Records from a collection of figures
-- start --
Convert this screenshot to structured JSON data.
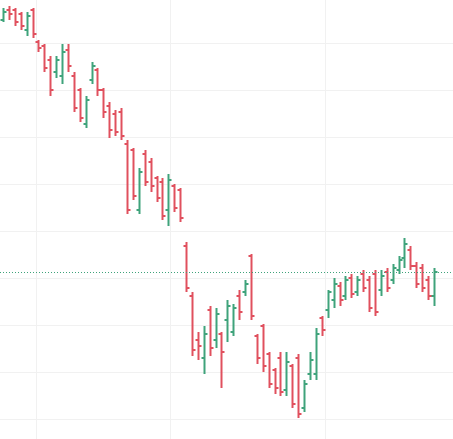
{
  "chart_data": {
    "type": "ohlc",
    "up_color": "#3fa37b",
    "down_color": "#e0505e",
    "grid": true,
    "grid_color": "#f1f1f1",
    "price_line": true,
    "xlim": [
      -0.508,
      76.22
    ],
    "xticks": [
      5.59,
      28.29,
      54.54
    ],
    "ylim": [
      0,
      439
    ],
    "yticks": [
      396,
      349,
      302,
      255,
      208,
      161,
      114,
      67,
      20
    ],
    "series": [
      {
        "open": [
          419,
          429,
          429,
          425,
          409,
          429,
          397,
          393,
          379,
          367,
          363,
          389,
          363,
          349,
          315,
          359,
          369,
          349,
          333,
          325,
          327,
          295,
          289,
          229,
          285,
          277,
          261,
          257,
          229,
          253,
          249,
          193,
          143,
          99,
          81,
          129,
          99,
          105,
          119,
          107,
          143,
          147,
          183,
          103,
          113,
          85,
          69,
          81,
          49,
          73,
          81,
          31,
          65,
          65,
          121,
          129,
          139,
          153,
          143,
          161,
          147,
          165,
          159,
          165,
          149,
          167,
          159,
          169,
          181,
          189,
          173,
          171,
          159,
          143
        ],
        "high": [
          431,
          433,
          431,
          427,
          427,
          431,
          399,
          395,
          383,
          383,
          395,
          395,
          367,
          351,
          343,
          377,
          371,
          351,
          337,
          329,
          331,
          299,
          291,
          271,
          289,
          281,
          263,
          261,
          265,
          255,
          251,
          197,
          147,
          107,
          113,
          133,
          131,
          107,
          139,
          135,
          149,
          159,
          185,
          105,
          115,
          87,
          71,
          87,
          87,
          75,
          85,
          59,
          87,
          111,
          123,
          149,
          161,
          157,
          163,
          165,
          163,
          169,
          163,
          169,
          169,
          171,
          175,
          183,
          201,
          193,
          177,
          175,
          163,
          171
        ],
        "low": [
          417,
          419,
          413,
          409,
          403,
          401,
          387,
          367,
          343,
          361,
          355,
          367,
          327,
          317,
          311,
          355,
          343,
          321,
          301,
          303,
          299,
          225,
          239,
          225,
          253,
          247,
          237,
          219,
          213,
          227,
          217,
          147,
          83,
          79,
          65,
          83,
          91,
          51,
          97,
          103,
          119,
          143,
          119,
          75,
          67,
          51,
          45,
          43,
          43,
          31,
          21,
          27,
          59,
          59,
          103,
          121,
          131,
          133,
          139,
          141,
          143,
          147,
          127,
          123,
          143,
          147,
          155,
          165,
          171,
          169,
          151,
          147,
          139,
          133
        ],
        "close": [
          427,
          425,
          417,
          413,
          423,
          405,
          391,
          371,
          349,
          379,
          387,
          373,
          331,
          321,
          339,
          373,
          349,
          327,
          309,
          307,
          303,
          229,
          243,
          267,
          257,
          253,
          241,
          223,
          259,
          231,
          221,
          151,
          89,
          93,
          105,
          91,
          125,
          87,
          133,
          131,
          127,
          155,
          123,
          81,
          73,
          55,
          51,
          47,
          77,
          35,
          25,
          55,
          79,
          105,
          109,
          147,
          155,
          139,
          159,
          145,
          159,
          151,
          131,
          127,
          163,
          151,
          171,
          179,
          195,
          173,
          155,
          151,
          143,
          167
        ]
      }
    ]
  }
}
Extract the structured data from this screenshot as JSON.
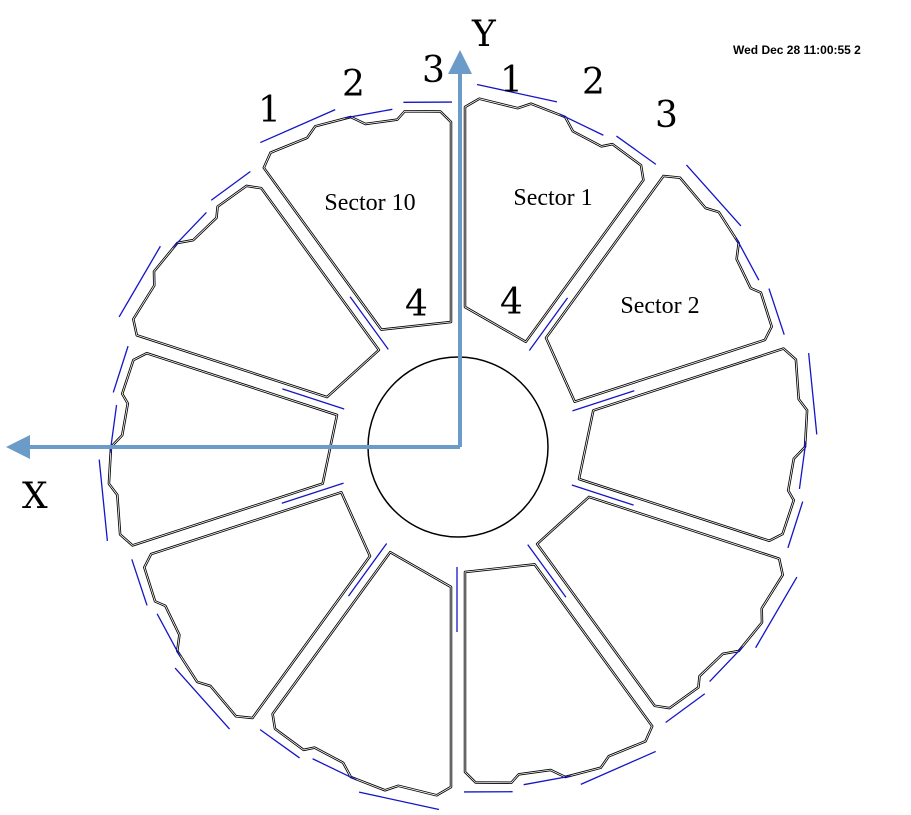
{
  "timestamp": "Wed Dec 28 11:00:55 2",
  "axes": {
    "y": "Y",
    "x": "X"
  },
  "sectors": [
    {
      "label": "Sector 1",
      "corners": [
        "1",
        "2",
        "3",
        "4"
      ]
    },
    {
      "label": "Sector 2"
    },
    {
      "label": "Sector 10",
      "corners": [
        "1",
        "2",
        "3",
        "4"
      ]
    }
  ]
}
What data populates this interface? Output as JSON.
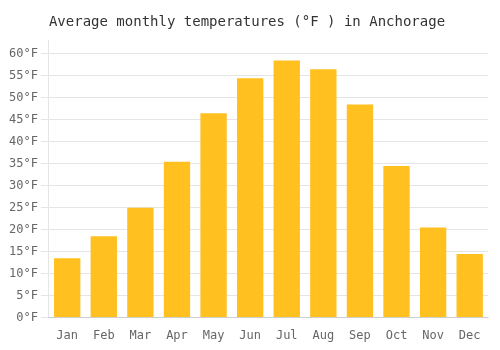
{
  "chart_data": {
    "type": "bar",
    "title": "Average monthly temperatures (°F ) in Anchorage",
    "categories": [
      "Jan",
      "Feb",
      "Mar",
      "Apr",
      "May",
      "Jun",
      "Jul",
      "Aug",
      "Sep",
      "Oct",
      "Nov",
      "Dec"
    ],
    "values": [
      13.5,
      18.5,
      25.0,
      35.5,
      46.5,
      54.5,
      58.5,
      56.5,
      48.5,
      34.5,
      20.5,
      14.5
    ],
    "color": "#FFC020",
    "ylim": [
      0,
      63
    ],
    "yticks": [
      {
        "value": 0,
        "label": "0°F"
      },
      {
        "value": 5,
        "label": "5°F"
      },
      {
        "value": 10,
        "label": "10°F"
      },
      {
        "value": 15,
        "label": "15°F"
      },
      {
        "value": 20,
        "label": "20°F"
      },
      {
        "value": 25,
        "label": "25°F"
      },
      {
        "value": 30,
        "label": "30°F"
      },
      {
        "value": 35,
        "label": "35°F"
      },
      {
        "value": 40,
        "label": "40°F"
      },
      {
        "value": 45,
        "label": "45°F"
      },
      {
        "value": 50,
        "label": "50°F"
      },
      {
        "value": 55,
        "label": "55°F"
      },
      {
        "value": 60,
        "label": "60°F"
      }
    ],
    "grid": true
  }
}
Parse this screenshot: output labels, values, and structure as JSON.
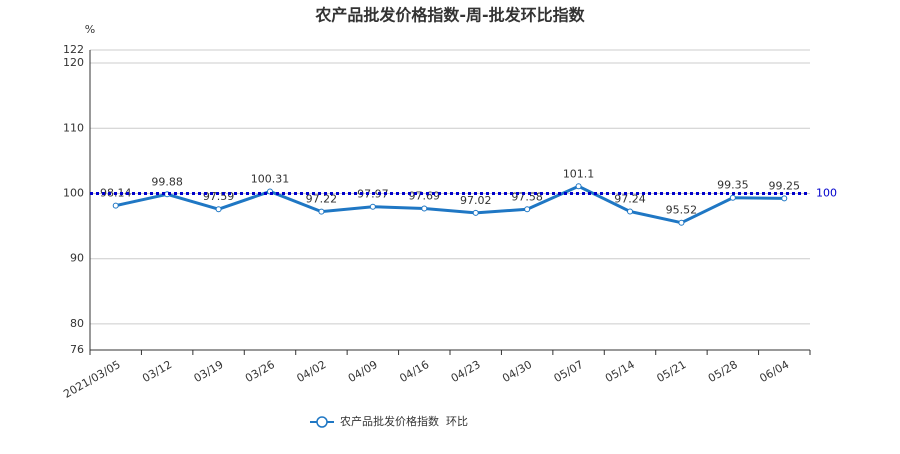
{
  "chart_data": {
    "type": "line",
    "title": "农产品批发价格指数-周-批发环比指数",
    "y_unit": "%",
    "categories": [
      "2021/03/05",
      "03/12",
      "03/19",
      "03/26",
      "04/02",
      "04/09",
      "04/16",
      "04/23",
      "04/30",
      "05/07",
      "05/14",
      "05/21",
      "05/28",
      "06/04"
    ],
    "series": [
      {
        "name": "农产品批发价格指数  环比",
        "color": "#1f77c4",
        "values": [
          98.14,
          99.88,
          97.59,
          100.31,
          97.22,
          97.97,
          97.69,
          97.02,
          97.58,
          101.1,
          97.24,
          95.52,
          99.35,
          99.25
        ]
      }
    ],
    "ylim": [
      76,
      122
    ],
    "yticks": [
      76,
      80,
      90,
      100,
      110,
      120,
      122
    ],
    "grid": true,
    "reference_line": 100,
    "reference_color": "#0000cc",
    "legend": "bottom"
  }
}
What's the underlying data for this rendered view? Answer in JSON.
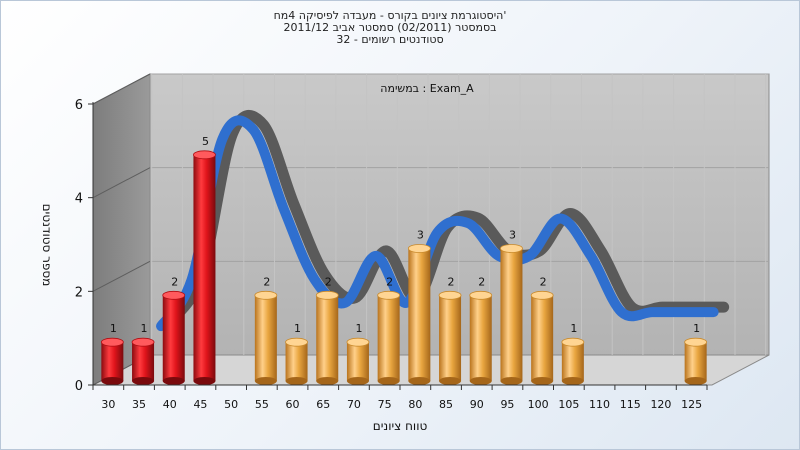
{
  "title_lines": [
    "היסטוגרמת ציונים בקורס - מעבדה לפיסיקה 4מח'",
    "בסמסטר  (02/2011)  סמסטר אביב 2011/12",
    "סטודנטים רשומים - 32"
  ],
  "colors": {
    "bar_red": "#e0141b",
    "bar_orange": "#e9a640",
    "curve_front": "#2f6fcf",
    "curve_back": "#5a5a5a",
    "back_wall": "#bdbdbd",
    "left_wall": "#8f8f8f",
    "floor": "#cfcfcf"
  },
  "chart_data": {
    "type": "bar",
    "title": "היסטוגרמת ציונים בקורס - מעבדה לפיסיקה 4מח'",
    "subtitle": "בסמסטר  (02/2011)  סמסטר אביב 2011/12 | סטודנטים רשומים - 32",
    "annotation": "במשימה : Exam_A",
    "xlabel": "טווח ציונים",
    "ylabel": "מספר סטודנטים",
    "ylim": [
      0,
      6
    ],
    "yticks": [
      0,
      2,
      4,
      6
    ],
    "grid": true,
    "categories": [
      "30",
      "35",
      "40",
      "45",
      "50",
      "55",
      "60",
      "65",
      "70",
      "75",
      "80",
      "85",
      "90",
      "95",
      "100",
      "105",
      "110",
      "115",
      "120",
      "125"
    ],
    "values": [
      1,
      1,
      2,
      5,
      0,
      2,
      1,
      2,
      1,
      2,
      3,
      2,
      2,
      3,
      2,
      1,
      0,
      0,
      0,
      1
    ],
    "failing_categories": [
      "30",
      "35",
      "40",
      "45",
      "50"
    ],
    "curve": {
      "type": "smoothed line",
      "x": [
        35,
        40,
        45,
        50,
        55,
        60,
        65,
        70,
        75,
        80,
        85,
        90,
        95,
        100,
        105,
        110,
        115,
        120,
        125
      ],
      "y": [
        1.0,
        2.0,
        5.0,
        5.2,
        3.5,
        2.0,
        1.5,
        2.5,
        1.5,
        3.0,
        3.2,
        2.5,
        2.5,
        3.3,
        2.5,
        1.3,
        1.3,
        1.3,
        1.3
      ]
    }
  }
}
-- end --
Problem requirements: Gather and return every line that holds the string "לפיסיקה".

Written solution:
    "היסטוגרמת ציונים בקורס - מעבדה לפיסיקה 4מח'",
    "title": "היסטוגרמת ציונים בקורס - מעבדה לפיסיקה 4מח'",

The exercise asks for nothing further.